• Exercise objective
Images excluded, repeat each entry below exactly.

• Extracted records
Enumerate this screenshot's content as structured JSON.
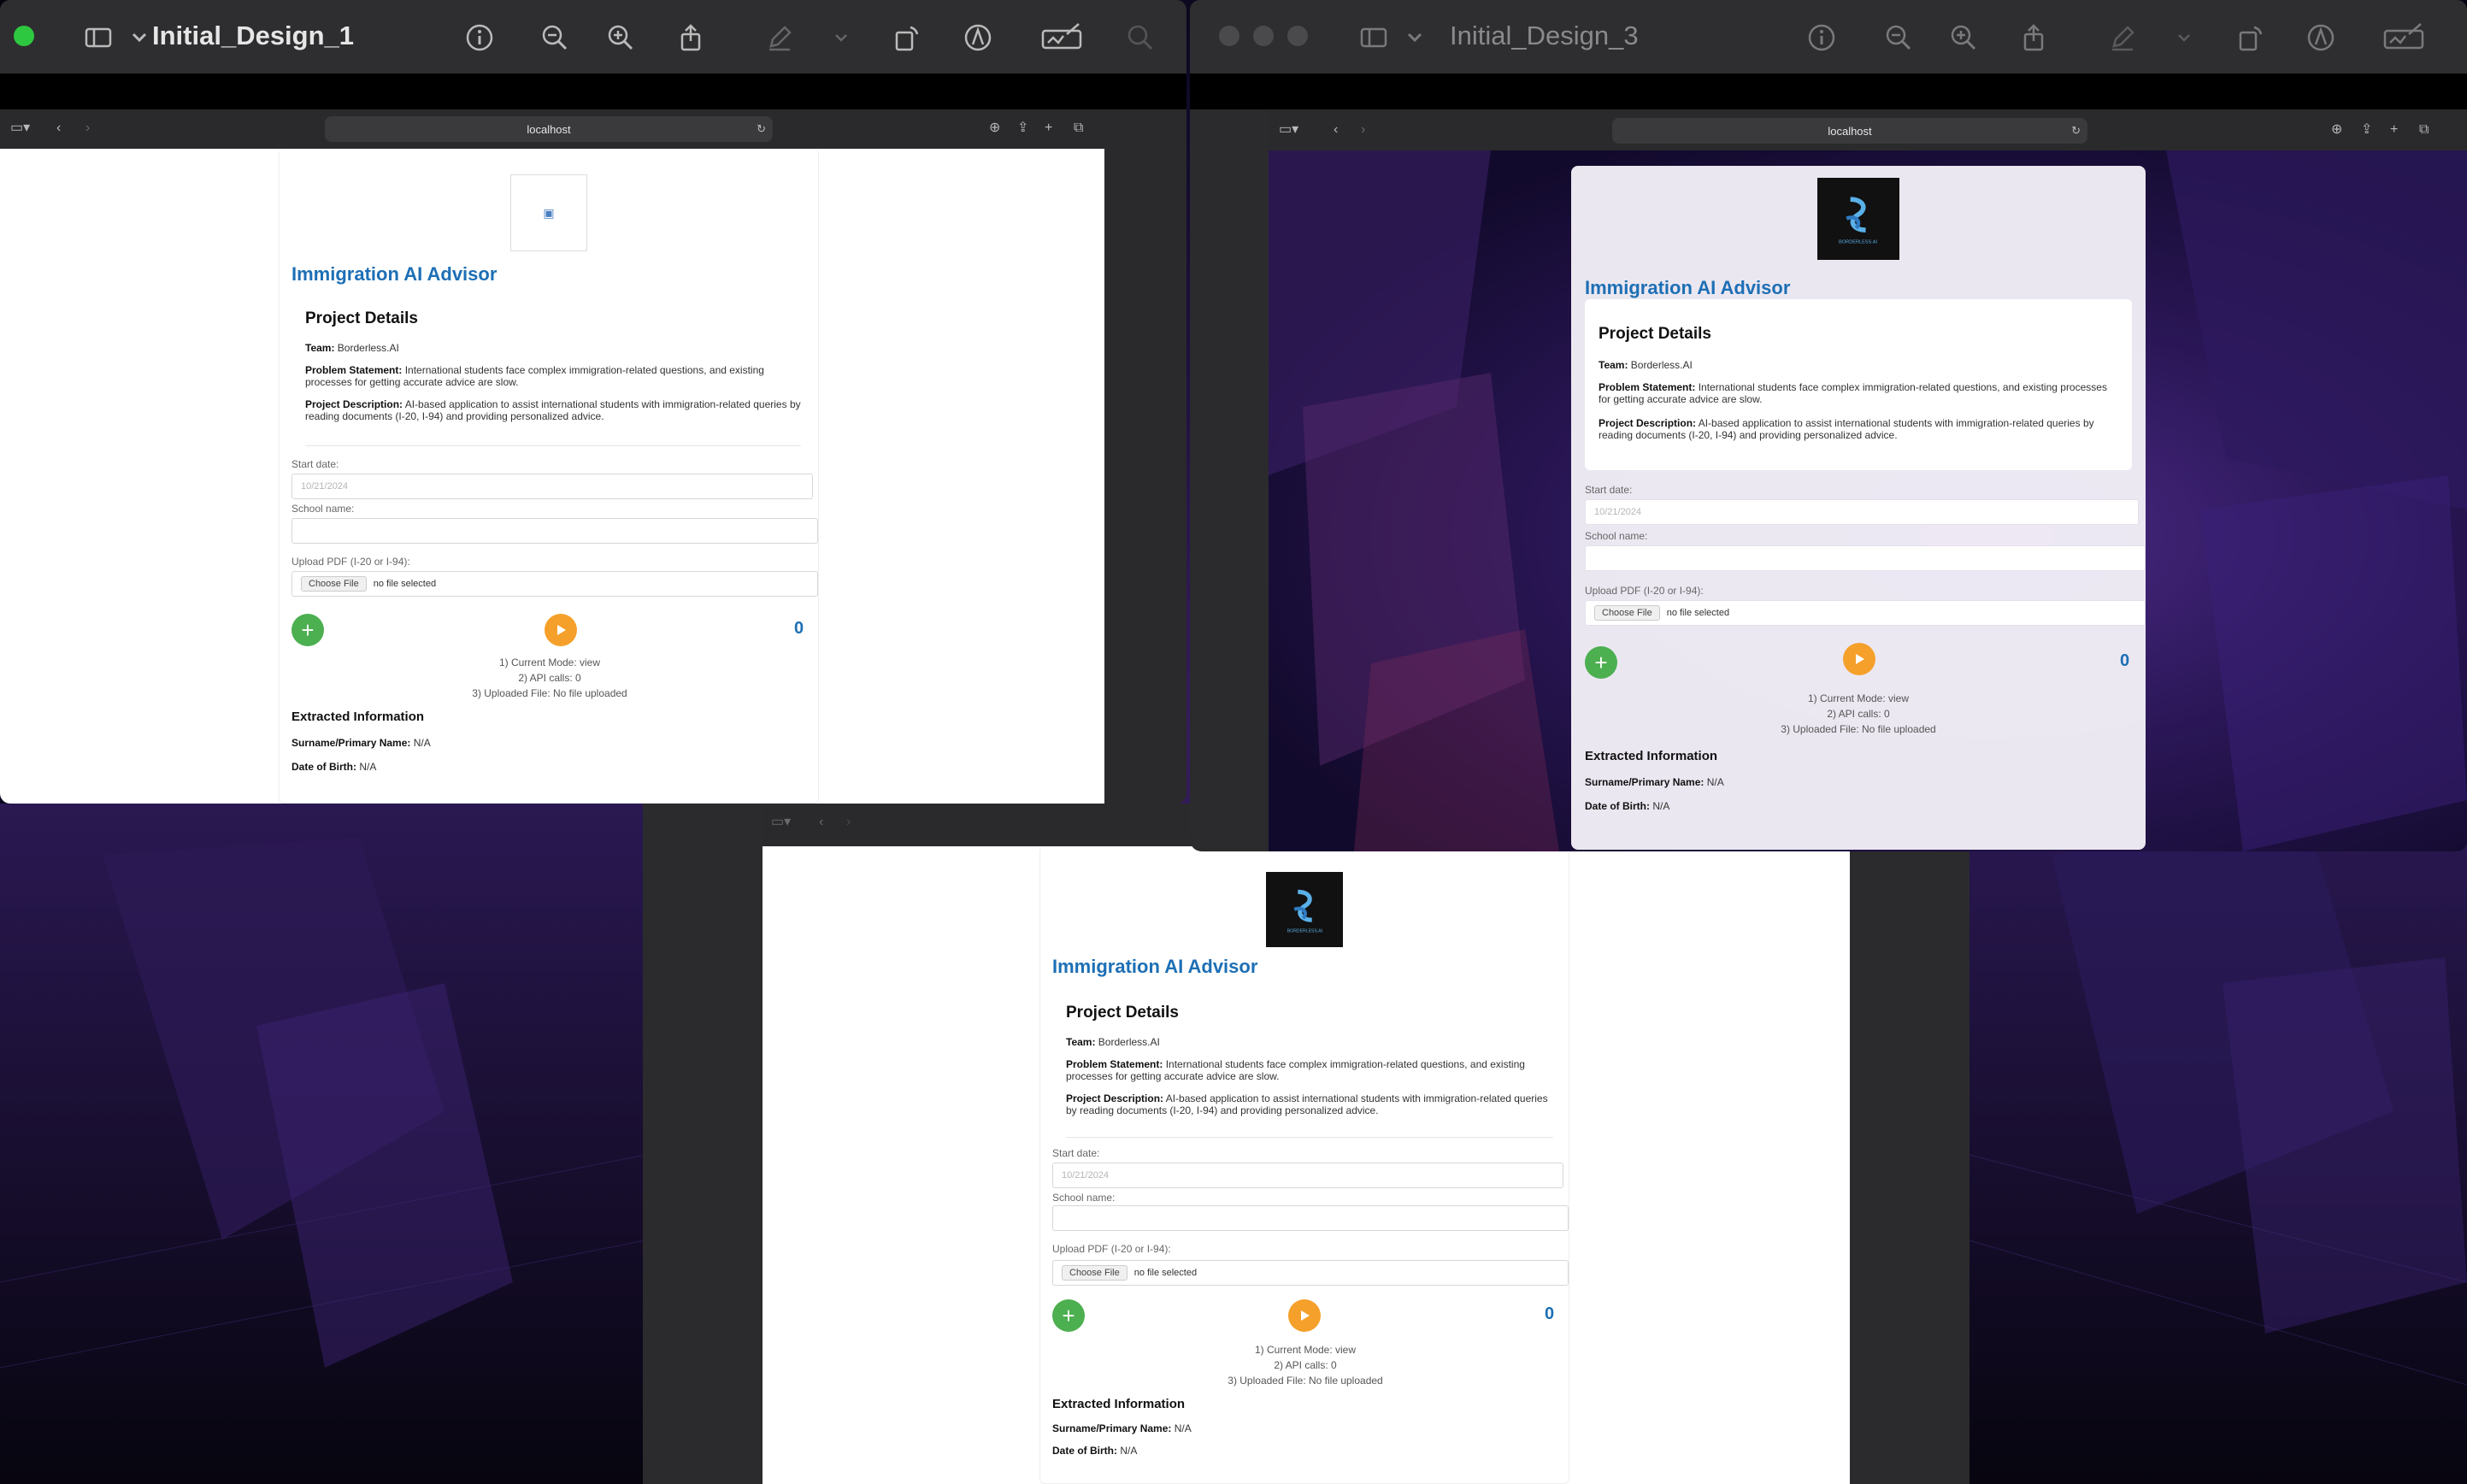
{
  "windows": {
    "w1": {
      "title": "Initial_Design_1"
    },
    "w3": {
      "title": "Initial_Design_3"
    }
  },
  "browser": {
    "address": "localhost"
  },
  "app": {
    "title": "Immigration AI Advisor",
    "logo_text": "BORDERLESS.AI",
    "project_details": {
      "heading": "Project Details",
      "team_label": "Team:",
      "team_value": "Borderless.AI",
      "problem_label": "Problem Statement:",
      "problem_value": "International students face complex immigration-related questions, and existing processes for getting accurate advice are slow.",
      "desc_label": "Project Description:",
      "desc_value": "AI-based application to assist international students with immigration-related queries by reading documents (I-20, I-94) and providing personalized advice."
    },
    "form": {
      "start_label": "Start date:",
      "start_placeholder": "10/21/2024",
      "school_label": "School name:",
      "school_value": "",
      "upload_label": "Upload PDF (I-20 or I-94):",
      "file_button": "Choose File",
      "file_status": "no file selected"
    },
    "controls": {
      "plus": "+",
      "counter": "0"
    },
    "status": {
      "mode": "1) Current Mode: view",
      "api": "2) API calls: 0",
      "file": "3) Uploaded File: No file uploaded"
    },
    "extracted": {
      "heading": "Extracted Information",
      "surname_label": "Surname/Primary Name:",
      "surname_value": "N/A",
      "dob_label": "Date of Birth:",
      "dob_value": "N/A"
    }
  },
  "icons": [
    "sidebar-icon",
    "chevron-down-icon",
    "info-icon",
    "zoom-out-icon",
    "zoom-in-icon",
    "share-icon",
    "markup-icon",
    "rotate-icon",
    "pen-icon",
    "signature-icon",
    "search-icon",
    "reload-icon",
    "download-icon",
    "plus-icon",
    "tabs-icon",
    "back-icon",
    "forward-icon",
    "play-icon"
  ],
  "colors": {
    "accent": "#1d6fb5",
    "plus": "#4caf50",
    "play": "#f5a02a",
    "traffic_green": "#2ec840"
  }
}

• Solution for this problem
Enumerate this screenshot's content as structured JSON.
{
  "windows": {
    "w1": {
      "title": "Initial_Design_1"
    },
    "w3": {
      "title": "Initial_Design_3"
    }
  },
  "browser": {
    "address": "localhost"
  },
  "app": {
    "title": "Immigration AI Advisor",
    "logo_text": "BORDERLESS.AI",
    "project_details": {
      "heading": "Project Details",
      "team_label": "Team:",
      "team_value": "Borderless.AI",
      "problem_label": "Problem Statement:",
      "problem_value": "International students face complex immigration-related questions, and existing processes for getting accurate advice are slow.",
      "desc_label": "Project Description:",
      "desc_value": "AI-based application to assist international students with immigration-related queries by reading documents (I-20, I-94) and providing personalized advice."
    },
    "form": {
      "start_label": "Start date:",
      "start_placeholder": "10/21/2024",
      "school_label": "School name:",
      "school_value": "",
      "upload_label": "Upload PDF (I-20 or I-94):",
      "file_button": "Choose File",
      "file_status": "no file selected"
    },
    "controls": {
      "plus": "+",
      "counter": "0"
    },
    "status": {
      "mode": "1) Current Mode: view",
      "api": "2) API calls: 0",
      "file": "3) Uploaded File: No file uploaded"
    },
    "extracted": {
      "heading": "Extracted Information",
      "surname_label": "Surname/Primary Name:",
      "surname_value": "N/A",
      "dob_label": "Date of Birth:",
      "dob_value": "N/A"
    }
  },
  "icons": [
    "sidebar-icon",
    "chevron-down-icon",
    "info-icon",
    "zoom-out-icon",
    "zoom-in-icon",
    "share-icon",
    "markup-icon",
    "rotate-icon",
    "pen-icon",
    "signature-icon",
    "search-icon",
    "reload-icon",
    "download-icon",
    "plus-icon",
    "tabs-icon",
    "back-icon",
    "forward-icon",
    "play-icon"
  ],
  "colors": {
    "accent": "#1d6fb5",
    "plus": "#4caf50",
    "play": "#f5a02a",
    "traffic_green": "#2ec840"
  }
}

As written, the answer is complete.